# [Work instructions]
[A] In the passage below on genomic prediction for sea lice resistance in Atlantic salmon, what prediction accuracy did the pedigree-based model reach?
[B] Using the passage below on genomic prediction for sea lice resistance in Atlantic salmon, explain why Bayes C may have lost a little accuracy when the full SNP dataset was used.
[C] From the passage below on genomic prediction for sea lice resistance in Atlantic salmon, copy word for word the part that opens with the words "A total of 36,616" and closes with "equal to 0.11.".

# [Extract to read]
▽
A total of 36,616 SNPs passed the genotyping quality control. An average lice count on fins of 5.1 (SD = 4.4) and an average final body weight of 281 g (SD = 92.8) were obtained. The average lice number per family ranged from 2.3 to 11.3. The pedigree-based estimate of heritability of lice count on fins was equal to 0.10, which is consistent with a previous study on the same population [15], while the marker-based estimate of heritability using the 37 K full set was equal to 0.11.

In all cases, prediction accuracies obtained with the GS models were higher than those obtained with the pedigree-based model, which had an accuracy of 0.41 (Table 1). It is interesting to note that as few as 500 SNPs were sufficient to increase the accuracy of breeding value predictions. Further tests using even lower marker densities may be interesting to assess at which marker density accuracy of genomic prediction drops below that based on pedigree information. The relative increases in accuracy of the different methods for each SNP density are shown on Fig. 1. Comparing the results for all SNP densities shows that the different GS models behaved similarly, with accuracies ranging from 0.45 to 0.5. In general, accuracies increased moderately with increasing SNP density and achieved asymptotic values when 10 K or more SNPs were used. Bayesian Lasso performed slightly better than the other methods at lower SNP densities, but at higher densities, prediction accuracy was similar for all three GS methods. We observed a slight decrease in accuracy with Bayes C when using the full SNP dataset, which was not observed with G-BLUP or Bayesian Lasso. G-BLUP mostly captures genetic relationships between animals, whereas Bayes C uses the LD between SNPs and QTL to calculate predictions. In Bayes C, only a fraction of the SNPs is assumed to have an effect on the trait, and thus when adding more SNPs for calculating predictions, the use of redundant information (SNPs in high LD with each other) [39] might lead to incorrect selection of the subset of SNPs with an effect from the whole set. The accuracies obtained in our study on Atlantic salmon were not as high as those reported for other livestock species, which can be even higher than 0.85 in some cases. Nevertheless, accuracies were similar to those determined in previous studies on Atlantic salmon for L. salmonis resistance, for example, Tsai et al. [29] reported accuracies ranging from 0.4 to 0.6. To further increase the accuracy of GEBV predictions in Atlantic salmon breeding programs, it may be necessary to increase the number of individuals and generations in the training population [40].
△
# [Extracted records]
▽
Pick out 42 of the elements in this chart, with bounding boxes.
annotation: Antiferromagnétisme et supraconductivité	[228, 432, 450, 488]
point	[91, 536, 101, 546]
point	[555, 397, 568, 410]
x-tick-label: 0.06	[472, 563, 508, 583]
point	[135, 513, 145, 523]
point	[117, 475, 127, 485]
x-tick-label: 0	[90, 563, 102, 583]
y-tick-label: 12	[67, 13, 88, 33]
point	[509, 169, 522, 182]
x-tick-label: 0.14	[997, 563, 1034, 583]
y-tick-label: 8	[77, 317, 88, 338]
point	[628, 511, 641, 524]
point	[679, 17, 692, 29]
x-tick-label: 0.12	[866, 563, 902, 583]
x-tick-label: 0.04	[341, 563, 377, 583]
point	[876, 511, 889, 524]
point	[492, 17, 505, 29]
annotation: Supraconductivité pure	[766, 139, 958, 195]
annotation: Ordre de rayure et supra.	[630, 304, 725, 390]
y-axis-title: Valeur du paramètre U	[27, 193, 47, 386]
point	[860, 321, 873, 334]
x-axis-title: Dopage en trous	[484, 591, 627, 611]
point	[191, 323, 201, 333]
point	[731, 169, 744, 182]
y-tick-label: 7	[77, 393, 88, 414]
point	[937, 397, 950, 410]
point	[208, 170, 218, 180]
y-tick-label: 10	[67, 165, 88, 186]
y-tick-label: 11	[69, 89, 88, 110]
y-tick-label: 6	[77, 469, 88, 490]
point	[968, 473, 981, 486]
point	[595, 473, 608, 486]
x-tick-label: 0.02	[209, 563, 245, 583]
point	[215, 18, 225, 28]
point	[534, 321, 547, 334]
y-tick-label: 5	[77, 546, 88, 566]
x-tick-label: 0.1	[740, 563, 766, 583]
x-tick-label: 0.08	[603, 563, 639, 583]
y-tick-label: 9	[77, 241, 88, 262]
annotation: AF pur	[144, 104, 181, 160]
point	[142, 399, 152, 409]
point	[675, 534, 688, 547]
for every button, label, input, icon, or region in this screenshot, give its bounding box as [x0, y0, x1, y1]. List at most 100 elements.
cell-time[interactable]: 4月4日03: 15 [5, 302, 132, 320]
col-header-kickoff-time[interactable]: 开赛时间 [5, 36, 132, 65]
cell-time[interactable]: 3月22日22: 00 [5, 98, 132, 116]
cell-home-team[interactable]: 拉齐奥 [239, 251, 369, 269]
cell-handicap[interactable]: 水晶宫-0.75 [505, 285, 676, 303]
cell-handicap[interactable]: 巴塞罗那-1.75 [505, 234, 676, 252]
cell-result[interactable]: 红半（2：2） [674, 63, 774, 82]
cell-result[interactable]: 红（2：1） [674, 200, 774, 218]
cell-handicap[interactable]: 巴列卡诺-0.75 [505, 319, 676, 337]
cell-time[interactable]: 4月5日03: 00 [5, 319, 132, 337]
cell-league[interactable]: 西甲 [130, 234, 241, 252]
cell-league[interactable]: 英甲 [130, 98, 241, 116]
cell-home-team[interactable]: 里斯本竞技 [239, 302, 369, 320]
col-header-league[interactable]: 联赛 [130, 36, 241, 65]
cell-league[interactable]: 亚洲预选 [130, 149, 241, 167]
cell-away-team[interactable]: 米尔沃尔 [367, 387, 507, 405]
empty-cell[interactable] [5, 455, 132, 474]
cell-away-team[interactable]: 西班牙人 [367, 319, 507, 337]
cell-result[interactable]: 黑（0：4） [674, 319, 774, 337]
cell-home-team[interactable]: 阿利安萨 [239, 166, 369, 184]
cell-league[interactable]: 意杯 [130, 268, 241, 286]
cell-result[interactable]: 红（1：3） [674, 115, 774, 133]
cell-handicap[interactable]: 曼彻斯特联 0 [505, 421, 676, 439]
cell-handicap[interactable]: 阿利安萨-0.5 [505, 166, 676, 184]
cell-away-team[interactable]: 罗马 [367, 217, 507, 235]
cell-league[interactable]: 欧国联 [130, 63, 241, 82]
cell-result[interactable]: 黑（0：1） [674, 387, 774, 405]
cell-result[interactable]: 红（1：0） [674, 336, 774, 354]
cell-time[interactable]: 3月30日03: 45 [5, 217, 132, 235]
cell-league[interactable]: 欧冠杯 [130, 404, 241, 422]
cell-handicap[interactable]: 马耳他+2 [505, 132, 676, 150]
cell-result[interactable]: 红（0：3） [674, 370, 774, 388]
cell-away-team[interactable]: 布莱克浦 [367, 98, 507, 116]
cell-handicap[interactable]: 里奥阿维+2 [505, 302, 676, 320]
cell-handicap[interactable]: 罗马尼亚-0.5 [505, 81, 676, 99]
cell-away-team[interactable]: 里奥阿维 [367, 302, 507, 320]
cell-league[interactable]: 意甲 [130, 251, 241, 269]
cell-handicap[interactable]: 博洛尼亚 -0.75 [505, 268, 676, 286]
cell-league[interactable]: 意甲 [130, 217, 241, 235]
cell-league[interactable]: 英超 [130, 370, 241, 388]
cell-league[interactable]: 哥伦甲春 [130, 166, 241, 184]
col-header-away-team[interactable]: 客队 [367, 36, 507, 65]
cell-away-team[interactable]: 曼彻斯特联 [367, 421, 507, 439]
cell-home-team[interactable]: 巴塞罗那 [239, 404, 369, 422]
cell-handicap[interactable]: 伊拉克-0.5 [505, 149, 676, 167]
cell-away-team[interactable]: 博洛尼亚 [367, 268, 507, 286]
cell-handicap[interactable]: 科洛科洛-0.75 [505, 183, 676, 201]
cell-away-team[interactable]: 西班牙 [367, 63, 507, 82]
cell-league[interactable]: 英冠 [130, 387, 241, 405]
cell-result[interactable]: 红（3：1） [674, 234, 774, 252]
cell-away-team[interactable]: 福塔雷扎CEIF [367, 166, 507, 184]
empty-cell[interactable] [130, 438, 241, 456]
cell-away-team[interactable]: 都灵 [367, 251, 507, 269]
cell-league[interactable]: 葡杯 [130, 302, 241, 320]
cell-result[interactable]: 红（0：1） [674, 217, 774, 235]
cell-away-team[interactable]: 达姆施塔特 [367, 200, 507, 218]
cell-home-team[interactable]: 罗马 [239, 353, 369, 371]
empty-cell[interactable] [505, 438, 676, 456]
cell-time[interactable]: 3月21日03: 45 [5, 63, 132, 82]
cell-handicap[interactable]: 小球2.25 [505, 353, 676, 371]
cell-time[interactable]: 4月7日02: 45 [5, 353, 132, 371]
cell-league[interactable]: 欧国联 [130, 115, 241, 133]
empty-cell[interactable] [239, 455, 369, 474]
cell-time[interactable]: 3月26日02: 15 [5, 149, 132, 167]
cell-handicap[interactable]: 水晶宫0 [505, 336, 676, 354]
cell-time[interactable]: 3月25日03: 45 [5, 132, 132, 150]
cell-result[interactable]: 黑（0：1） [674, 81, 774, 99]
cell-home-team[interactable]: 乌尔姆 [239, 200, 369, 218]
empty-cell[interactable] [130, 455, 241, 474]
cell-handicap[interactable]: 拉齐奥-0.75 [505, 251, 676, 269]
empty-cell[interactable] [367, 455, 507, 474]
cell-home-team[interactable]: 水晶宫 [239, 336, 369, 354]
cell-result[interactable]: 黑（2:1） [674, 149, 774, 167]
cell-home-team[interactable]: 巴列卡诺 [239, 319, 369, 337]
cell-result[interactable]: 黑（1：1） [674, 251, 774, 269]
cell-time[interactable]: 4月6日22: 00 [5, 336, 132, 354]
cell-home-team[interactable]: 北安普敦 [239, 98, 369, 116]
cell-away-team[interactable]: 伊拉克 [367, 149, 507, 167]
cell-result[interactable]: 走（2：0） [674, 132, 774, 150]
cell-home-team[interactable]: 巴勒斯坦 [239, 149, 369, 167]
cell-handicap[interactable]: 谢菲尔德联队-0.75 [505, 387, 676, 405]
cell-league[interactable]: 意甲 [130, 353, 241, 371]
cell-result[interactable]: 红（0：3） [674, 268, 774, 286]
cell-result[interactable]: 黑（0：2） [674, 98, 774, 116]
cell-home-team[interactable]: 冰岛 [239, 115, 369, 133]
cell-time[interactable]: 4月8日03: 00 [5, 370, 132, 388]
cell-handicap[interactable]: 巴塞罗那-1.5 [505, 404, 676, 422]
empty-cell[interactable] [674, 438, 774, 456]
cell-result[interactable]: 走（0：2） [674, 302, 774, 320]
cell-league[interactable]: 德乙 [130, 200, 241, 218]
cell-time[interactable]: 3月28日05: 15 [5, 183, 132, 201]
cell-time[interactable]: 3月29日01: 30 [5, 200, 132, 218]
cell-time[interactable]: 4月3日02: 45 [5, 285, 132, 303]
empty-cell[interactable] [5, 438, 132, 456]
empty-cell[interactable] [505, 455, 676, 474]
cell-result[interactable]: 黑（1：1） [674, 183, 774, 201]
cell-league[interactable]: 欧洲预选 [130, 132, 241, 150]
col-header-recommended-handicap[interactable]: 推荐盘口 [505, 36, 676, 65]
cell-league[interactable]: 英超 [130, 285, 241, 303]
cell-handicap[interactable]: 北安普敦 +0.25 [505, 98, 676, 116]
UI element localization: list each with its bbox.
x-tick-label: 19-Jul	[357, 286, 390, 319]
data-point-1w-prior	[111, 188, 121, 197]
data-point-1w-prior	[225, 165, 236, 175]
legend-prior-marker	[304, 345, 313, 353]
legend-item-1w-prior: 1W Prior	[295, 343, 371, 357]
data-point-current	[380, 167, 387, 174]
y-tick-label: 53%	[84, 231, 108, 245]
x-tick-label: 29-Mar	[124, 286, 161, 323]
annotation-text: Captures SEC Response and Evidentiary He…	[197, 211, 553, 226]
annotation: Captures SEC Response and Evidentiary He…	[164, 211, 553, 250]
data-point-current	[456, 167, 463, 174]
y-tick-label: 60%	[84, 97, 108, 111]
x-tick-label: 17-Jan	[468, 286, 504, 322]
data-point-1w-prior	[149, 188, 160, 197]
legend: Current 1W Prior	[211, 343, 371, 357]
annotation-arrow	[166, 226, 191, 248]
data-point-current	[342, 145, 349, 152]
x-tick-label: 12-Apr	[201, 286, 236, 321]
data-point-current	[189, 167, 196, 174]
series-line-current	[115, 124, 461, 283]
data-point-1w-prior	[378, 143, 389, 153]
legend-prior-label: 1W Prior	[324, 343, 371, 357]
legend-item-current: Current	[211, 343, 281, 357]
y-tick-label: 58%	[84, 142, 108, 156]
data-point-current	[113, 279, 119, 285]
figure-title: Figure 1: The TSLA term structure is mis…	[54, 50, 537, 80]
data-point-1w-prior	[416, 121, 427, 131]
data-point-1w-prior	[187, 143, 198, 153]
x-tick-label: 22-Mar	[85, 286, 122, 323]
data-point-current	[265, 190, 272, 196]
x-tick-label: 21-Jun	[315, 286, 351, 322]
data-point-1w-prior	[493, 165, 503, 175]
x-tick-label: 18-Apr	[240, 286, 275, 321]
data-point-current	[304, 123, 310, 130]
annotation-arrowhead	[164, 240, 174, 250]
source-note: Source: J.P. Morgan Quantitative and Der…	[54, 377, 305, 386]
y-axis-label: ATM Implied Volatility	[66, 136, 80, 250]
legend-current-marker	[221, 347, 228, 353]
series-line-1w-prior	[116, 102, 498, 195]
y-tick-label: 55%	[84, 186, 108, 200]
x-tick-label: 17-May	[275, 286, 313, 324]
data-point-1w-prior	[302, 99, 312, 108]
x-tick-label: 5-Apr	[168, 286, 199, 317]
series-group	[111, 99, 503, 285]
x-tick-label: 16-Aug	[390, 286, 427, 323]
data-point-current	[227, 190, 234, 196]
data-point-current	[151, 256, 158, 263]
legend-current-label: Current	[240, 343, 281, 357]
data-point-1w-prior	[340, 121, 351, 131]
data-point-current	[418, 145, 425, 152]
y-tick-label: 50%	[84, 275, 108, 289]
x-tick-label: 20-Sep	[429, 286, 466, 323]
△
# [Task-by-task answers]
[A] The pedigree-based model had an accuracy of 0.41.

[B] Bayes C assumes that only a fraction of the SNPs affect the trait. Adding more SNPs brings in redundant information from SNPs in high LD with each other. That redundancy might cause the wrong subset of SNPs to be chosen as the ones with an effect.

[C]
A total of 36,616 SNPs passed the genotyping quality control. An average lice count on fins of 5.1 (SD = 4.4) and an average final body weight of 281 g (SD = 92.8) were obtained. The average lice number per family ranged from 2.3 to 11.3. The pedigree-based estimate of heritability of lice count on fins was equal to 0.10, which is consistent with a previous study on the same population [15], while the marker-based estimate of heritability using the 37 K full set was equal to 0.11.